- [Goal] Identify and reproduce every line holding the string "продукты".

- [Information provided]
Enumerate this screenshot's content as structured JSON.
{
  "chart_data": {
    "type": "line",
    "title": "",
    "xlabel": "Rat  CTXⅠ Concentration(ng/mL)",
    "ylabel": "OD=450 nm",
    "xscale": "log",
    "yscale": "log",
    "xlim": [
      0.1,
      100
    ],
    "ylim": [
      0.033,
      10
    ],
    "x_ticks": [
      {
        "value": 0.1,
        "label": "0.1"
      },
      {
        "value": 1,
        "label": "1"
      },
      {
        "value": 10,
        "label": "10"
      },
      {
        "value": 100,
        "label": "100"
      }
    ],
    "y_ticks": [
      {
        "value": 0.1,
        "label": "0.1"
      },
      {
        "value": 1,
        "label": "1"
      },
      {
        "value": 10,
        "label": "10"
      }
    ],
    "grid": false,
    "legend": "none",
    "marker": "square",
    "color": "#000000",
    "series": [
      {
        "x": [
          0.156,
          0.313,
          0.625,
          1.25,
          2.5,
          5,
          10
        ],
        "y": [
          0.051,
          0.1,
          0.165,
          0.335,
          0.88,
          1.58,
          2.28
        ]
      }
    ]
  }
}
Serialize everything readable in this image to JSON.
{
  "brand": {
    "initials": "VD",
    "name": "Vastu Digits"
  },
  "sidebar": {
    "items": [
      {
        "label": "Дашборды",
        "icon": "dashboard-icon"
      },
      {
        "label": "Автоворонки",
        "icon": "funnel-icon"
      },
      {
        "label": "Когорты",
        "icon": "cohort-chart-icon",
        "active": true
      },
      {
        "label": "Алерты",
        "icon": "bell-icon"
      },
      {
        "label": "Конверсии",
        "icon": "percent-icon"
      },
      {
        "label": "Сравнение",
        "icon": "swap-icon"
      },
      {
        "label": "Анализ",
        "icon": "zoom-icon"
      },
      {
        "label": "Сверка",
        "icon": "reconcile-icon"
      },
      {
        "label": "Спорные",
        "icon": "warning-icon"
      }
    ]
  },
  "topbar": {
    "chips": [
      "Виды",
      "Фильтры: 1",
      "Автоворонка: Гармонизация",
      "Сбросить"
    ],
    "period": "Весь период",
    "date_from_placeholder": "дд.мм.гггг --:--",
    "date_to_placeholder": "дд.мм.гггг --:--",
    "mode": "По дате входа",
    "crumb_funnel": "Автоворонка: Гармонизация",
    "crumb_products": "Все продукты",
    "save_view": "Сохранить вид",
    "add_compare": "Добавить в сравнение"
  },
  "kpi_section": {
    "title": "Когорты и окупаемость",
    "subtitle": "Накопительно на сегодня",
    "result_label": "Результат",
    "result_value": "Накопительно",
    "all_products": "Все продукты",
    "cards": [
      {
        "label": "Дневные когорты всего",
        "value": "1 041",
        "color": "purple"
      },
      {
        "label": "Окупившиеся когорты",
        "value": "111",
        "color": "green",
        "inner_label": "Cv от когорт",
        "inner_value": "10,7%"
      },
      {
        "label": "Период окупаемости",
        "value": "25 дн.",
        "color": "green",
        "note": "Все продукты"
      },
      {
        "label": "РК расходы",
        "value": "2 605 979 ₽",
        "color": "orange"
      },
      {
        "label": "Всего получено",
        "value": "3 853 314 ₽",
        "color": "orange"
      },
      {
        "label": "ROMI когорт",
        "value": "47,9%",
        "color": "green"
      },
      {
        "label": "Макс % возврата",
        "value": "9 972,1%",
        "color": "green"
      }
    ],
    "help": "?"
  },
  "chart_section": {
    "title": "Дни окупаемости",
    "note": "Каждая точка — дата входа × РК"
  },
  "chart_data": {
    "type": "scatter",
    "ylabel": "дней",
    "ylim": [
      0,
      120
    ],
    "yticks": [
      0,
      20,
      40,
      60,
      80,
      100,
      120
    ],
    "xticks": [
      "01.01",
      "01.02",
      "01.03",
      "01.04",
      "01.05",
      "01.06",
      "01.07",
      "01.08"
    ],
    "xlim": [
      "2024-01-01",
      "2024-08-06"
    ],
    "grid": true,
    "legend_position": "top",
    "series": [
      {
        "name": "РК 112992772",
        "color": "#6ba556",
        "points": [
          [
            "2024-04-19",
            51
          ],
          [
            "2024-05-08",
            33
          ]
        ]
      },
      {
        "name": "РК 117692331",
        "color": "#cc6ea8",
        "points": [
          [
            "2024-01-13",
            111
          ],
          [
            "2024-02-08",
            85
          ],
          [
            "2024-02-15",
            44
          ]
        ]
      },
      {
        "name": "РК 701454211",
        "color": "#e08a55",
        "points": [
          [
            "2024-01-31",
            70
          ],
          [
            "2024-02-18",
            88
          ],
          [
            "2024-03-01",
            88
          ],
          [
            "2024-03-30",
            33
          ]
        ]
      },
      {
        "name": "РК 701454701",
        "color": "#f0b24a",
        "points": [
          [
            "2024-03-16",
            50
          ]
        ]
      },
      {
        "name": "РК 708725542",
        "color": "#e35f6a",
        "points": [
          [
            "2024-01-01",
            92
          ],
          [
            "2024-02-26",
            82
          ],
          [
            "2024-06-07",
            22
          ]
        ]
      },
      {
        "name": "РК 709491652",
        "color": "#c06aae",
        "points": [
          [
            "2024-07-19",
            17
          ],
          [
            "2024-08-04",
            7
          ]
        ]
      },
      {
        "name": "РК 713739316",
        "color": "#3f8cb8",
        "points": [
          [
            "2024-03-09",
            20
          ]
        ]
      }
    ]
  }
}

- [Solution to this task]
    "crumb_products": "Все продукты",
    "all_products": "Все продукты",
        "note": "Все продукты"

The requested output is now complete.